[Rows from a dataset]

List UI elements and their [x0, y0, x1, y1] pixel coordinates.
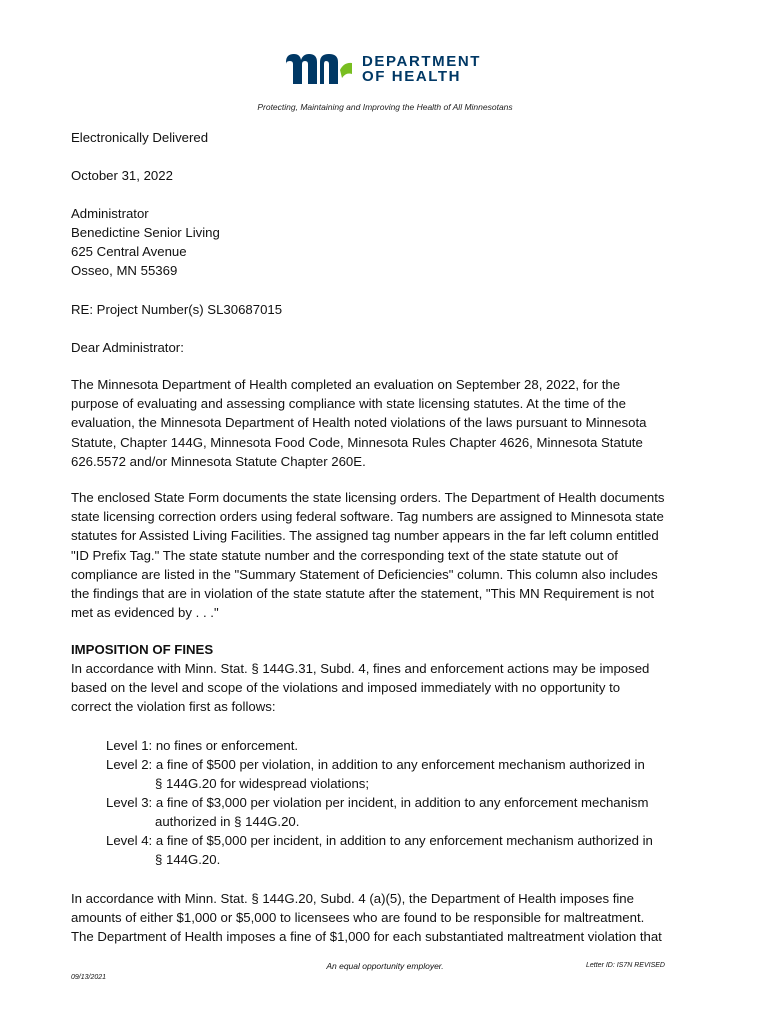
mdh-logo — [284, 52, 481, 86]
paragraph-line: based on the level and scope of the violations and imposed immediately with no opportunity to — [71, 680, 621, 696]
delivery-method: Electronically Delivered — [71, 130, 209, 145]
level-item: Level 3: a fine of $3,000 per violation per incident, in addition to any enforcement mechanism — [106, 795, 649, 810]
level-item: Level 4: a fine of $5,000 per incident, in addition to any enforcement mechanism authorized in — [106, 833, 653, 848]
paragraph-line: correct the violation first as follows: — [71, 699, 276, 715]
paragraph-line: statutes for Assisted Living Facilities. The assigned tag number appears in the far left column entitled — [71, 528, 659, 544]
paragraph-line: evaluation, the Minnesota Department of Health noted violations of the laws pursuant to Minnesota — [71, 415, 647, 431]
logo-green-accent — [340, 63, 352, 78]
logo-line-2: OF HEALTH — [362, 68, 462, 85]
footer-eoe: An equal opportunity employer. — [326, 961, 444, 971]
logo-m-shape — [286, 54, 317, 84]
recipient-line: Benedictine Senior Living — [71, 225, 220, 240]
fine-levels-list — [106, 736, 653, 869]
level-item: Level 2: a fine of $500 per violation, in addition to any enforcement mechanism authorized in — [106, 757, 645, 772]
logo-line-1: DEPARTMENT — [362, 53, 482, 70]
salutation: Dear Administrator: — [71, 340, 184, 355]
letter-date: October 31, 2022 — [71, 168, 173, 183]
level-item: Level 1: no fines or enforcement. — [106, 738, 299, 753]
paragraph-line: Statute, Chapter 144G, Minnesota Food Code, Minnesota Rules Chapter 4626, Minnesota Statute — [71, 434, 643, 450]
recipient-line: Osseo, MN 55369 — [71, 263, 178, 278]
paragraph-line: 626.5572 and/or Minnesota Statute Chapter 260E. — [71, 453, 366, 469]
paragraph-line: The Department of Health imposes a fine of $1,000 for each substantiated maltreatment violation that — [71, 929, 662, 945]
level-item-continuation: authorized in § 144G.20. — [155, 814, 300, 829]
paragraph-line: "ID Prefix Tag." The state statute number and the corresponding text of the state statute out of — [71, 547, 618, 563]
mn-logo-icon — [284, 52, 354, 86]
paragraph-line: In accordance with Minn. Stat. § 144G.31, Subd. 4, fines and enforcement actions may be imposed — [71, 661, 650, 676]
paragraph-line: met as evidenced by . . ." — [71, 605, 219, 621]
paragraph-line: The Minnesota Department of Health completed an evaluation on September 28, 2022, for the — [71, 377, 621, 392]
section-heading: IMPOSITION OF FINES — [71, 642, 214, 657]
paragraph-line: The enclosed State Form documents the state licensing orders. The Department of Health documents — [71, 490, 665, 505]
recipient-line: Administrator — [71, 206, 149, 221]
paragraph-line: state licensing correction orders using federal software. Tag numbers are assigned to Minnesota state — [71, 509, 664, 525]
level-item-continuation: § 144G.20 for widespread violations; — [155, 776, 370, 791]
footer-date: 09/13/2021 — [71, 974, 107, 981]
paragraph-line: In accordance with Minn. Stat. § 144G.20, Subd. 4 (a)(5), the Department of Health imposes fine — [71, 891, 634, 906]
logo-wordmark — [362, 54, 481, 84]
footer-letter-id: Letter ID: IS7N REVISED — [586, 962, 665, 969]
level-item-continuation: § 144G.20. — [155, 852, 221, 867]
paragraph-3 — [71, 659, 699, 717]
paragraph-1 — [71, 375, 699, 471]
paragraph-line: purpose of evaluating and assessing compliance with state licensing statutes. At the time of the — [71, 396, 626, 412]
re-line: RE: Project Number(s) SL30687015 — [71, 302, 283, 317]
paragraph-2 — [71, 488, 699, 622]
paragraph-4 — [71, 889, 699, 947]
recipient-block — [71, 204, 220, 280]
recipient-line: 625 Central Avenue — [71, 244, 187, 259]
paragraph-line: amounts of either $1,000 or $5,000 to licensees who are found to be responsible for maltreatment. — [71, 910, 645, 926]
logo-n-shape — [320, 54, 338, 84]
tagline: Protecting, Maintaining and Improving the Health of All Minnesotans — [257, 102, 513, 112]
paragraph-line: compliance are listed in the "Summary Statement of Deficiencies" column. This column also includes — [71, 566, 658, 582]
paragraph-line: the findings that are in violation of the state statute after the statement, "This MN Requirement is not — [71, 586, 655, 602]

:: What this task involves ::
Copy out every line of the records above word for word, in the same order, omitting the pictures.

:: In response ::
List UI elements and their [x0, y0, x1, y1] pixel coordinates.
mdh-logo — [284, 52, 481, 86]
paragraph-line: based on the level and scope of the violations and imposed immediately with no opportunity to — [71, 680, 621, 696]
delivery-method: Electronically Delivered — [71, 130, 209, 145]
level-item: Level 3: a fine of $3,000 per violation per incident, in addition to any enforcement mechanism — [106, 795, 649, 810]
level-item: Level 4: a fine of $5,000 per incident, in addition to any enforcement mechanism authorized in — [106, 833, 653, 848]
paragraph-line: correct the violation first as follows: — [71, 699, 276, 715]
paragraph-line: statutes for Assisted Living Facilities. The assigned tag number appears in the far left column entitled — [71, 528, 659, 544]
paragraph-line: evaluation, the Minnesota Department of Health noted violations of the laws pursuant to Minnesota — [71, 415, 647, 431]
logo-green-accent — [340, 63, 352, 78]
logo-line-2: OF HEALTH — [362, 68, 462, 85]
footer-eoe: An equal opportunity employer. — [326, 961, 444, 971]
logo-m-shape — [286, 54, 317, 84]
recipient-line: Benedictine Senior Living — [71, 225, 220, 240]
fine-levels-list — [106, 736, 653, 869]
level-item: Level 2: a fine of $500 per violation, in addition to any enforcement mechanism authorized in — [106, 757, 645, 772]
logo-line-1: DEPARTMENT — [362, 53, 482, 70]
salutation: Dear Administrator: — [71, 340, 184, 355]
letter-date: October 31, 2022 — [71, 168, 173, 183]
level-item: Level 1: no fines or enforcement. — [106, 738, 299, 753]
paragraph-line: Statute, Chapter 144G, Minnesota Food Code, Minnesota Rules Chapter 4626, Minnesota Statute — [71, 434, 643, 450]
recipient-line: Osseo, MN 55369 — [71, 263, 178, 278]
paragraph-line: 626.5572 and/or Minnesota Statute Chapter 260E. — [71, 453, 366, 469]
paragraph-line: The Department of Health imposes a fine of $1,000 for each substantiated maltreatment violation that — [71, 929, 662, 945]
level-item-continuation: authorized in § 144G.20. — [155, 814, 300, 829]
paragraph-line: "ID Prefix Tag." The state statute number and the corresponding text of the state statute out of — [71, 547, 618, 563]
mn-logo-icon — [284, 52, 354, 86]
paragraph-line: In accordance with Minn. Stat. § 144G.31, Subd. 4, fines and enforcement actions may be imposed — [71, 661, 650, 676]
paragraph-line: met as evidenced by . . ." — [71, 605, 219, 621]
paragraph-line: The Minnesota Department of Health completed an evaluation on September 28, 2022, for the — [71, 377, 621, 392]
section-heading: IMPOSITION OF FINES — [71, 642, 214, 657]
paragraph-line: The enclosed State Form documents the state licensing orders. The Department of Health documents — [71, 490, 665, 505]
recipient-line: Administrator — [71, 206, 149, 221]
paragraph-line: state licensing correction orders using federal software. Tag numbers are assigned to Minnesota state — [71, 509, 664, 525]
level-item-continuation: § 144G.20 for widespread violations; — [155, 776, 370, 791]
footer-date: 09/13/2021 — [71, 974, 107, 981]
paragraph-line: In accordance with Minn. Stat. § 144G.20, Subd. 4 (a)(5), the Department of Health imposes fine — [71, 891, 634, 906]
logo-wordmark — [362, 54, 481, 84]
footer-letter-id: Letter ID: IS7N REVISED — [586, 962, 665, 969]
level-item-continuation: § 144G.20. — [155, 852, 221, 867]
paragraph-3 — [71, 659, 699, 717]
paragraph-1 — [71, 375, 699, 471]
paragraph-line: purpose of evaluating and assessing compliance with state licensing statutes. At the time of the — [71, 396, 626, 412]
re-line: RE: Project Number(s) SL30687015 — [71, 302, 283, 317]
paragraph-2 — [71, 488, 699, 622]
paragraph-4 — [71, 889, 699, 947]
recipient-block — [71, 204, 220, 280]
recipient-line: 625 Central Avenue — [71, 244, 187, 259]
paragraph-line: amounts of either $1,000 or $5,000 to licensees who are found to be responsible for maltreatment. — [71, 910, 645, 926]
logo-n-shape — [320, 54, 338, 84]
tagline: Protecting, Maintaining and Improving the Health of All Minnesotans — [257, 102, 513, 112]
paragraph-line: compliance are listed in the "Summary Statement of Deficiencies" column. This column also includes — [71, 566, 658, 582]
paragraph-line: the findings that are in violation of the state statute after the statement, "This MN Requirement is not — [71, 586, 655, 602]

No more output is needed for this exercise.